[LISTING]:
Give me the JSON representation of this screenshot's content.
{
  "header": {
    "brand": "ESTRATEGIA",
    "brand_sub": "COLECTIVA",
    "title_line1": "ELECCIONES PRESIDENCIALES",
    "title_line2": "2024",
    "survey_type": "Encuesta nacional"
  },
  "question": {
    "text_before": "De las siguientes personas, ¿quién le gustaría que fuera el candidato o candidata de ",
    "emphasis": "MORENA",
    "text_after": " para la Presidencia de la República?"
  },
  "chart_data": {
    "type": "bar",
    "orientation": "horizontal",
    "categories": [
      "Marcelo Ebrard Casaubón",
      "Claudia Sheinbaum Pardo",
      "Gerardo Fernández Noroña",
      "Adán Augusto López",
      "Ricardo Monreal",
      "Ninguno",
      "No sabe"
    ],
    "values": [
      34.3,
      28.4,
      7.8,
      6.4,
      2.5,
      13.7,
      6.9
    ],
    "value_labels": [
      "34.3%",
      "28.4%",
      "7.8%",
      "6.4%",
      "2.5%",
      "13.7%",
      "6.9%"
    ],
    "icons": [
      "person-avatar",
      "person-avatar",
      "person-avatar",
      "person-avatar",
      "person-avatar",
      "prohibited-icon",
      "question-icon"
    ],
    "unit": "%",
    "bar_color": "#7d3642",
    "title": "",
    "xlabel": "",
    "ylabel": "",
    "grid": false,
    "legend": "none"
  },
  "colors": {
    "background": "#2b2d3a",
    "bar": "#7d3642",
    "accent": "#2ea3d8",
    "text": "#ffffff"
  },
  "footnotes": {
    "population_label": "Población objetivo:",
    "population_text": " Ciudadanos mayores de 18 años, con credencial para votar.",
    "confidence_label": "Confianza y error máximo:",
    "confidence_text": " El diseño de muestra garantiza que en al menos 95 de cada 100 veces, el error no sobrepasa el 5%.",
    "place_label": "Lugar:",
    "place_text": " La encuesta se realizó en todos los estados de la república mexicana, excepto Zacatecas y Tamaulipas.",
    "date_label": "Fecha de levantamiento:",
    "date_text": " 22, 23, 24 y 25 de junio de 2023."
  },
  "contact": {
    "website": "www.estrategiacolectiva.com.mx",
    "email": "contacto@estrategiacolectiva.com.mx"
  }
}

[GIVEN INSTRUCTION]: Return every entry verbatim.

[RESULT FOR THIS TASK]:
Give me the JSON representation of this screenshot's content.
{
  "header": {
    "brand": "ESTRATEGIA",
    "brand_sub": "COLECTIVA",
    "title_line1": "ELECCIONES PRESIDENCIALES",
    "title_line2": "2024",
    "survey_type": "Encuesta nacional"
  },
  "question": {
    "text_before": "De las siguientes personas, ¿quién le gustaría que fuera el candidato o candidata de ",
    "emphasis": "MORENA",
    "text_after": " para la Presidencia de la República?"
  },
  "chart_data": {
    "type": "bar",
    "orientation": "horizontal",
    "categories": [
      "Marcelo Ebrard Casaubón",
      "Claudia Sheinbaum Pardo",
      "Gerardo Fernández Noroña",
      "Adán Augusto López",
      "Ricardo Monreal",
      "Ninguno",
      "No sabe"
    ],
    "values": [
      34.3,
      28.4,
      7.8,
      6.4,
      2.5,
      13.7,
      6.9
    ],
    "value_labels": [
      "34.3%",
      "28.4%",
      "7.8%",
      "6.4%",
      "2.5%",
      "13.7%",
      "6.9%"
    ],
    "icons": [
      "person-avatar",
      "person-avatar",
      "person-avatar",
      "person-avatar",
      "person-avatar",
      "prohibited-icon",
      "question-icon"
    ],
    "unit": "%",
    "bar_color": "#7d3642",
    "title": "",
    "xlabel": "",
    "ylabel": "",
    "grid": false,
    "legend": "none"
  },
  "colors": {
    "background": "#2b2d3a",
    "bar": "#7d3642",
    "accent": "#2ea3d8",
    "text": "#ffffff"
  },
  "footnotes": {
    "population_label": "Población objetivo:",
    "population_text": " Ciudadanos mayores de 18 años, con credencial para votar.",
    "confidence_label": "Confianza y error máximo:",
    "confidence_text": " El diseño de muestra garantiza que en al menos 95 de cada 100 veces, el error no sobrepasa el 5%.",
    "place_label": "Lugar:",
    "place_text": " La encuesta se realizó en todos los estados de la república mexicana, excepto Zacatecas y Tamaulipas.",
    "date_label": "Fecha de levantamiento:",
    "date_text": " 22, 23, 24 y 25 de junio de 2023."
  },
  "contact": {
    "website": "www.estrategiacolectiva.com.mx",
    "email": "contacto@estrategiacolectiva.com.mx"
  }
}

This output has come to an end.